**GIVEN EXERCISE**
Lines containing the word "body" are to be counted; state their number and nothing further.

**GIVEN INFORMATION**
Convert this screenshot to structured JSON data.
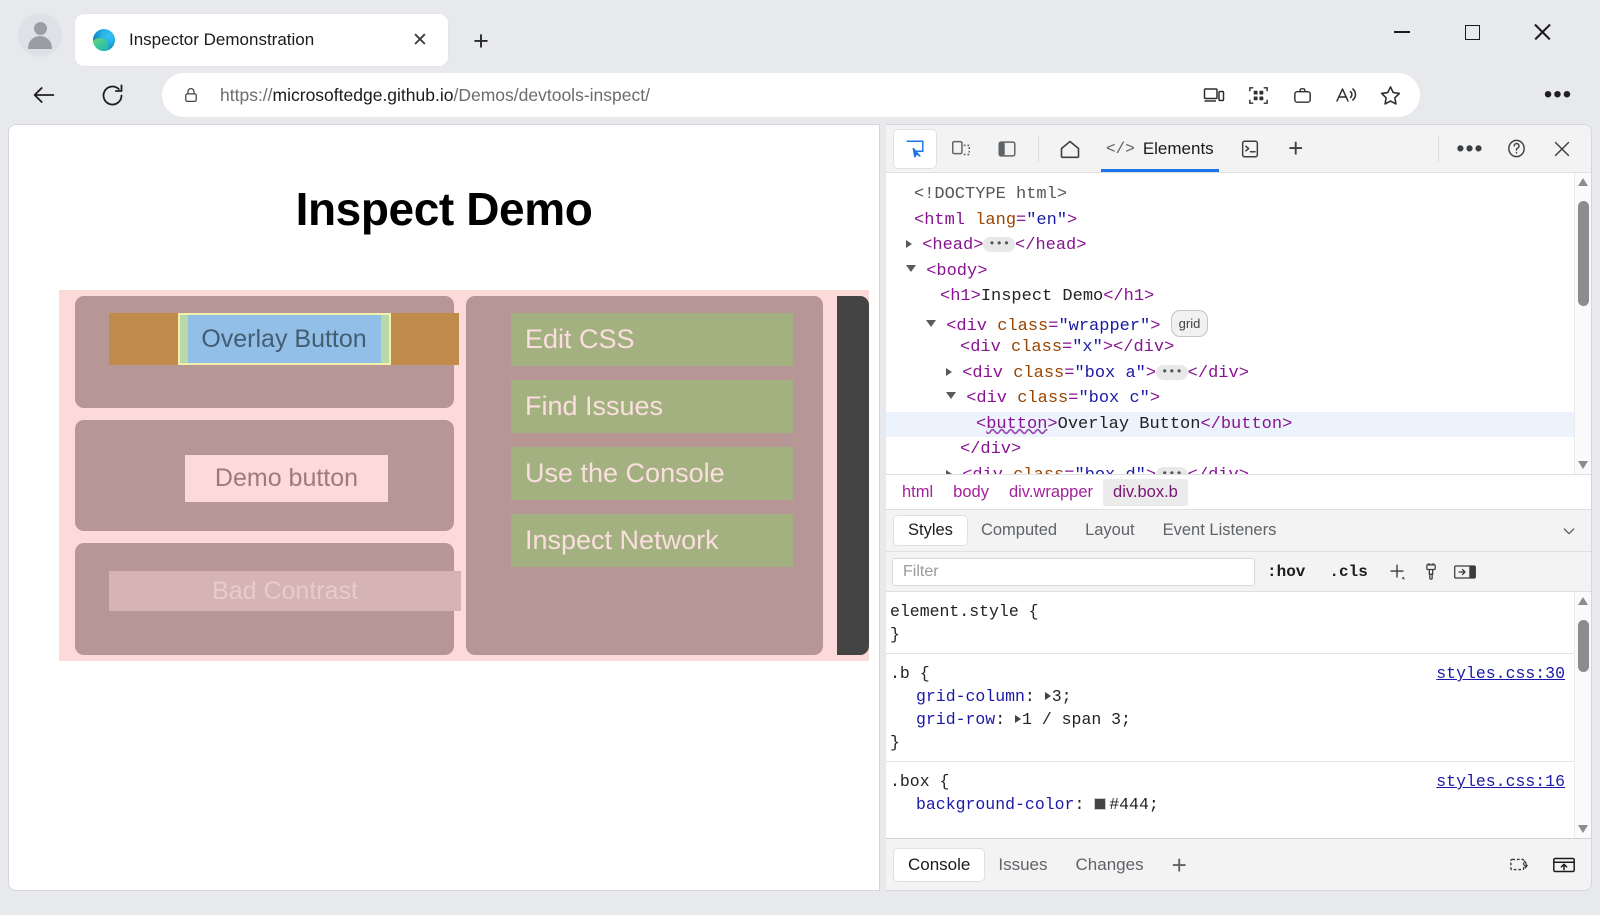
{
  "browser": {
    "tab": {
      "title": "Inspector Demonstration",
      "favicon": "edge-logo-icon",
      "close_label": "✕"
    },
    "new_tab_label": "+",
    "window_controls": {
      "minimize": "minimize-icon",
      "maximize": "maximize-icon",
      "close": "close-icon"
    },
    "address": {
      "url_scheme": "https://",
      "url_host": "microsoftedge.github.io",
      "url_path": "/Demos/devtools-inspect/",
      "lock": "lock-icon"
    },
    "omnibox_icons": [
      "cast-devices-icon",
      "collections-grid-icon",
      "browser-essentials-icon",
      "read-aloud-icon",
      "favorite-star-icon"
    ],
    "more_label": "•••"
  },
  "page": {
    "title": "Inspect Demo",
    "wrapper_bg": "#fcdada",
    "box_bg": "#b79696",
    "overlay": {
      "button_label": "Overlay Button",
      "content_color": "#92bfe8",
      "padding_color": "#b8d8a8",
      "border_color": "#f2f0aa",
      "margin_color": "#c08a4a"
    },
    "demo_button_label": "Demo button",
    "bad_contrast_label": "Bad Contrast",
    "links": [
      "Edit CSS",
      "Find Issues",
      "Use the Console",
      "Inspect Network"
    ],
    "link_bg": "#a3b180",
    "dark_strip_color": "#444"
  },
  "devtools": {
    "toolbar": {
      "inspect_icon": "inspect-element-icon",
      "device_toggle_icon": "device-emulation-icon",
      "dock_icon": "dock-side-icon",
      "home_icon": "home-icon",
      "console_toggle_icon": "console-drawer-icon",
      "add_panel_label": "+",
      "more_label": "•••",
      "help_icon": "help-question-icon",
      "close_icon": "close-icon"
    },
    "panel_tabs": [
      {
        "label": "Elements",
        "icon": "</>",
        "active": true
      }
    ],
    "dom_tree": [
      {
        "indent": 0,
        "tokens": "<!DOCTYPE html>"
      },
      {
        "indent": 0,
        "tokens": "<html lang=\"en\">"
      },
      {
        "indent": 0,
        "tokens": "<head> … </head>"
      },
      {
        "indent": 0,
        "tokens": "<body>"
      },
      {
        "indent": 1,
        "tokens": "<h1>Inspect Demo</h1>"
      },
      {
        "indent": 1,
        "tokens": "<div class=\"wrapper\"> grid"
      },
      {
        "indent": 2,
        "tokens": "<div class=\"x\"></div>"
      },
      {
        "indent": 2,
        "tokens": "<div class=\"box a\"> … </div>"
      },
      {
        "indent": 2,
        "tokens": "<div class=\"box c\">"
      },
      {
        "indent": 3,
        "tokens": "<button>Overlay Button</button>",
        "selected": true
      },
      {
        "indent": 2,
        "tokens": "</div>"
      },
      {
        "indent": 2,
        "tokens": "<div class=\"box d\"> … </div>"
      }
    ],
    "dom_text": {
      "doctype": "<!DOCTYPE html>",
      "html_tag": "html",
      "html_attr_name": "lang",
      "html_attr_value": "\"en\"",
      "head_tag": "head",
      "body_tag": "body",
      "h1_tag": "h1",
      "h1_text": "Inspect Demo",
      "div_tag": "div",
      "class_attr": "class",
      "wrapper_value": "\"wrapper\"",
      "grid_badge": "grid",
      "x_value": "\"x\"",
      "box_a_value": "\"box a\"",
      "box_c_value": "\"box c\"",
      "box_d_value": "\"box d\"",
      "button_tag": "button",
      "button_text": "Overlay Button",
      "ellipsis": "…"
    },
    "breadcrumb": [
      {
        "label": "html",
        "active": false
      },
      {
        "label": "body",
        "active": false
      },
      {
        "label": "div.wrapper",
        "active": false
      },
      {
        "label": "div.box.b",
        "active": true
      }
    ],
    "styles_tabs": [
      {
        "label": "Styles",
        "active": true
      },
      {
        "label": "Computed",
        "active": false
      },
      {
        "label": "Layout",
        "active": false
      },
      {
        "label": "Event Listeners",
        "active": false
      }
    ],
    "styles_filter": {
      "placeholder": "Filter",
      "value": ""
    },
    "styles_tools": {
      "hov": ":hov",
      "cls": ".cls",
      "new_rule": "new-style-rule-icon",
      "color_picker": "color-picker-icon",
      "computed_sidebar": "computed-sidebar-icon"
    },
    "css_rules": [
      {
        "selector": "element.style {",
        "source": "",
        "declarations": [],
        "close": "}"
      },
      {
        "selector": ".b {",
        "source": "styles.css:30",
        "declarations": [
          {
            "prop": "grid-column",
            "value": "3;",
            "expandable": true
          },
          {
            "prop": "grid-row",
            "value": "1 / span 3;",
            "expandable": true
          }
        ],
        "close": "}"
      },
      {
        "selector": ".box {",
        "source": "styles.css:16",
        "declarations": [
          {
            "prop": "background-color",
            "value": "#444;",
            "swatch": "#444444",
            "expandable": false
          }
        ],
        "close": ""
      }
    ],
    "drawer_tabs": [
      {
        "label": "Console",
        "active": true
      },
      {
        "label": "Issues",
        "active": false
      },
      {
        "label": "Changes",
        "active": false
      }
    ],
    "drawer_add_label": "+",
    "drawer_icons": [
      "restore-drawer-icon",
      "move-to-top-icon"
    ]
  }
}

**WORKED SOLUTION**
3